_THE PROBLEM:_
What follows is a listing; give it again exactly, in its entirety.

(Records from a collection)
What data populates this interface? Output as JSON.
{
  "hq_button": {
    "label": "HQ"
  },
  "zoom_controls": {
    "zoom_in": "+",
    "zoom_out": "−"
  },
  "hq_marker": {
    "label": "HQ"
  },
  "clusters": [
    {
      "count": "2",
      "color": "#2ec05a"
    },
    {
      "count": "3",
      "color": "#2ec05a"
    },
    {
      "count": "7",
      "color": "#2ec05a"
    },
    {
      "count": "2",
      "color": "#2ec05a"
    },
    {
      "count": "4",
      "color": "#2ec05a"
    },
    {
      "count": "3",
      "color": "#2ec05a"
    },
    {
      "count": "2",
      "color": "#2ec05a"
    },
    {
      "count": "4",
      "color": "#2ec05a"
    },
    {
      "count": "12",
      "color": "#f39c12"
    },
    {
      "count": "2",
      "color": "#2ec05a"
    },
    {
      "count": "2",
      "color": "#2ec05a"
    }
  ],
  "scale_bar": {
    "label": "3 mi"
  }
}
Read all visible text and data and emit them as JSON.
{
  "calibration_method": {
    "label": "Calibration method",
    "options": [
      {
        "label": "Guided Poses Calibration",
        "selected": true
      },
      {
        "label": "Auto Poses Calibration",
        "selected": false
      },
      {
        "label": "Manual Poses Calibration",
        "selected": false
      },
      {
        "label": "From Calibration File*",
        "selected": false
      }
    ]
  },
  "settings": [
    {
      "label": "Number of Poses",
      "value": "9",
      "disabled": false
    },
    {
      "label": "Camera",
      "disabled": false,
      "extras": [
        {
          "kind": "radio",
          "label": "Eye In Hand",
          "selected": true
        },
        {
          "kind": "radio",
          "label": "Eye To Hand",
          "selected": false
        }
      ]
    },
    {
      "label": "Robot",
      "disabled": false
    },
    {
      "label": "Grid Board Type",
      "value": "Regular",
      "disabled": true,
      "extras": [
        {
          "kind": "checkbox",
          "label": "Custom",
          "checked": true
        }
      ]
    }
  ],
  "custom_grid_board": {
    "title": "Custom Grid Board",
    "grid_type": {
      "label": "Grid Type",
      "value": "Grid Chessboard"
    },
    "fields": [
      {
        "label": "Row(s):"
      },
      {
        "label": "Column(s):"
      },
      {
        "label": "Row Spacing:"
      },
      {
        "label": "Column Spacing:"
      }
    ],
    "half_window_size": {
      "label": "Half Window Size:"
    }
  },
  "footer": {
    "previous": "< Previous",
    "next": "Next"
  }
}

_FULL OUTPUT:_
What data populates this interface? Output as JSON.
{
  "hq_button": {
    "label": "HQ"
  },
  "zoom_controls": {
    "zoom_in": "+",
    "zoom_out": "−"
  },
  "hq_marker": {
    "label": "HQ"
  },
  "clusters": [
    {
      "count": "2",
      "color": "#2ec05a"
    },
    {
      "count": "3",
      "color": "#2ec05a"
    },
    {
      "count": "7",
      "color": "#2ec05a"
    },
    {
      "count": "2",
      "color": "#2ec05a"
    },
    {
      "count": "4",
      "color": "#2ec05a"
    },
    {
      "count": "3",
      "color": "#2ec05a"
    },
    {
      "count": "2",
      "color": "#2ec05a"
    },
    {
      "count": "4",
      "color": "#2ec05a"
    },
    {
      "count": "12",
      "color": "#f39c12"
    },
    {
      "count": "2",
      "color": "#2ec05a"
    },
    {
      "count": "2",
      "color": "#2ec05a"
    }
  ],
  "scale_bar": {
    "label": "3 mi"
  }
}
Read all visible text and data and emit them as JSON.
{
  "calibration_method": {
    "label": "Calibration method",
    "options": [
      {
        "label": "Guided Poses Calibration",
        "selected": true
      },
      {
        "label": "Auto Poses Calibration",
        "selected": false
      },
      {
        "label": "Manual Poses Calibration",
        "selected": false
      },
      {
        "label": "From Calibration File*",
        "selected": false
      }
    ]
  },
  "settings": [
    {
      "label": "Number of Poses",
      "value": "9",
      "disabled": false
    },
    {
      "label": "Camera",
      "disabled": false,
      "extras": [
        {
          "kind": "radio",
          "label": "Eye In Hand",
          "selected": true
        },
        {
          "kind": "radio",
          "label": "Eye To Hand",
          "selected": false
        }
      ]
    },
    {
      "label": "Robot",
      "disabled": false
    },
    {
      "label": "Grid Board Type",
      "value": "Regular",
      "disabled": true,
      "extras": [
        {
          "kind": "checkbox",
          "label": "Custom",
          "checked": true
        }
      ]
    }
  ],
  "custom_grid_board": {
    "title": "Custom Grid Board",
    "grid_type": {
      "label": "Grid Type",
      "value": "Grid Chessboard"
    },
    "fields": [
      {
        "label": "Row(s):"
      },
      {
        "label": "Column(s):"
      },
      {
        "label": "Row Spacing:"
      },
      {
        "label": "Column Spacing:"
      }
    ],
    "half_window_size": {
      "label": "Half Window Size:"
    }
  },
  "footer": {
    "previous": "< Previous",
    "next": "Next"
  }
}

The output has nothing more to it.